§ **Problem to work on**:
Look through the material below. Copy every line with the string "signal" in it.

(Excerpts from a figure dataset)
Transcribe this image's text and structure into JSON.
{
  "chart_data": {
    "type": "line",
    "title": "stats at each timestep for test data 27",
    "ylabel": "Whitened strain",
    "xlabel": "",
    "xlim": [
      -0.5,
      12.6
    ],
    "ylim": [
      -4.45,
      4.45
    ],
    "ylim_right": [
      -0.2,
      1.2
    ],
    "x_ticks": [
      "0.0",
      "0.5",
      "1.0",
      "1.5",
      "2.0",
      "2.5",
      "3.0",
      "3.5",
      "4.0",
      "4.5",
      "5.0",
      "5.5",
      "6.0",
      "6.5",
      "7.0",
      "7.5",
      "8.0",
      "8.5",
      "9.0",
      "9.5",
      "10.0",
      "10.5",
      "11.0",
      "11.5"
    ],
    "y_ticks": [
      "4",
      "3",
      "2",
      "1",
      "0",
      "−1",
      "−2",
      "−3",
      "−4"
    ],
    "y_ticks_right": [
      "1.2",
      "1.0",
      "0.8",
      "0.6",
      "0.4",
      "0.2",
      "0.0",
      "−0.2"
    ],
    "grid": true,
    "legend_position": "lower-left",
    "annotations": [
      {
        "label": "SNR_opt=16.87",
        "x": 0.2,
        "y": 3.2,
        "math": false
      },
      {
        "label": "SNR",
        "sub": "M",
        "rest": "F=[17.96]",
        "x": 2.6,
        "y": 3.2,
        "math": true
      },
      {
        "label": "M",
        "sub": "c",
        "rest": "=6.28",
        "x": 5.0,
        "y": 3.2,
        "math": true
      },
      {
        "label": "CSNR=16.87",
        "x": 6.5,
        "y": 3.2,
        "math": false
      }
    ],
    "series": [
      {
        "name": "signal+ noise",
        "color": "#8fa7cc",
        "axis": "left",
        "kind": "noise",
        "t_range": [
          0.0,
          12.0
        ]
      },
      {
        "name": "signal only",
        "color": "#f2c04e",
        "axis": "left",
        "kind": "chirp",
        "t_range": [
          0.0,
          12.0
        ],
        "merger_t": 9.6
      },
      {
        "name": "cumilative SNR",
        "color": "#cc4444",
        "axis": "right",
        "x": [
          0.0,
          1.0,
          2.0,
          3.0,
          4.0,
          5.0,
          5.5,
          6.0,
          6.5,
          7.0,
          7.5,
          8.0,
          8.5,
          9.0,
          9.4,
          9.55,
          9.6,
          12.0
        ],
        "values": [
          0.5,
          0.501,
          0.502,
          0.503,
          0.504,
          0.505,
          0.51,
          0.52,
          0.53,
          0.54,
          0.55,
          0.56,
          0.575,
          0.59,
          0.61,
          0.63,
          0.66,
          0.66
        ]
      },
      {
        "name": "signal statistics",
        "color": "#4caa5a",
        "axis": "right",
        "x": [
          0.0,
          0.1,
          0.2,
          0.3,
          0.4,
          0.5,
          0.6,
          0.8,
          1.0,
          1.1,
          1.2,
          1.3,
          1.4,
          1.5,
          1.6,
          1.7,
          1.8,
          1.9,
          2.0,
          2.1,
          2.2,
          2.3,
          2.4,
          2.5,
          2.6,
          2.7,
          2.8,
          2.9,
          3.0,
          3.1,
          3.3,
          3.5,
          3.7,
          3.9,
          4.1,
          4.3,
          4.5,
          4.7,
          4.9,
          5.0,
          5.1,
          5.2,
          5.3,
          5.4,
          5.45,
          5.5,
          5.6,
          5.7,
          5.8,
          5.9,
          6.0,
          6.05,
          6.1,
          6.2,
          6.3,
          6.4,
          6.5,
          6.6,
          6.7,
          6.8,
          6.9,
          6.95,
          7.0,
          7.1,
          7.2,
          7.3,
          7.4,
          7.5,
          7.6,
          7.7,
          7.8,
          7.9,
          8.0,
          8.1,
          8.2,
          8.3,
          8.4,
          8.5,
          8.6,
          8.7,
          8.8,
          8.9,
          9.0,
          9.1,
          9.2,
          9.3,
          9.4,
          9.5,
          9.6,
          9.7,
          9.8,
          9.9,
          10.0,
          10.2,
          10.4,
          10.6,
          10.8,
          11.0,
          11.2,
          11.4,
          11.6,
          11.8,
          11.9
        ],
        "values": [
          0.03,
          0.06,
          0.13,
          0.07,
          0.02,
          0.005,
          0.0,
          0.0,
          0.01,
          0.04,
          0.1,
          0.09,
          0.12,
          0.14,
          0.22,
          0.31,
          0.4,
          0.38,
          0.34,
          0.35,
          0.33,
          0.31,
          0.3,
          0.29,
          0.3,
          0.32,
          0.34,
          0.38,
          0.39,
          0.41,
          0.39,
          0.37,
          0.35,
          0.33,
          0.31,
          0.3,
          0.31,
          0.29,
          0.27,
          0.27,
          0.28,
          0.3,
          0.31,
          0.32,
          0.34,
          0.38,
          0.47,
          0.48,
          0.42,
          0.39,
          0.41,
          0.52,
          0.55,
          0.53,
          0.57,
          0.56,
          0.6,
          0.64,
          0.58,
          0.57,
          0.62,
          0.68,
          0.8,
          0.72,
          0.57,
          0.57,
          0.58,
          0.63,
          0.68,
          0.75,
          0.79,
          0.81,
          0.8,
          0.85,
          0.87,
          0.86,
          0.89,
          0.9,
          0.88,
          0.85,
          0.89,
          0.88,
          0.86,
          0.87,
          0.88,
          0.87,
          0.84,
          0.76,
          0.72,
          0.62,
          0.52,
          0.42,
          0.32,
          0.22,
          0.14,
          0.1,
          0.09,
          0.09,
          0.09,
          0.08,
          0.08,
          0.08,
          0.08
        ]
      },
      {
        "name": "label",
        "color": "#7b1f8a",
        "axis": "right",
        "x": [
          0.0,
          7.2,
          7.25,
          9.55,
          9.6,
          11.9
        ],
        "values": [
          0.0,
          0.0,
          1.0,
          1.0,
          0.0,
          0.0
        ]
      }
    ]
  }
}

§ **Output for this exercise**:
        "name": "signal+ noise",
        "name": "signal only",
        "name": "signal statistics",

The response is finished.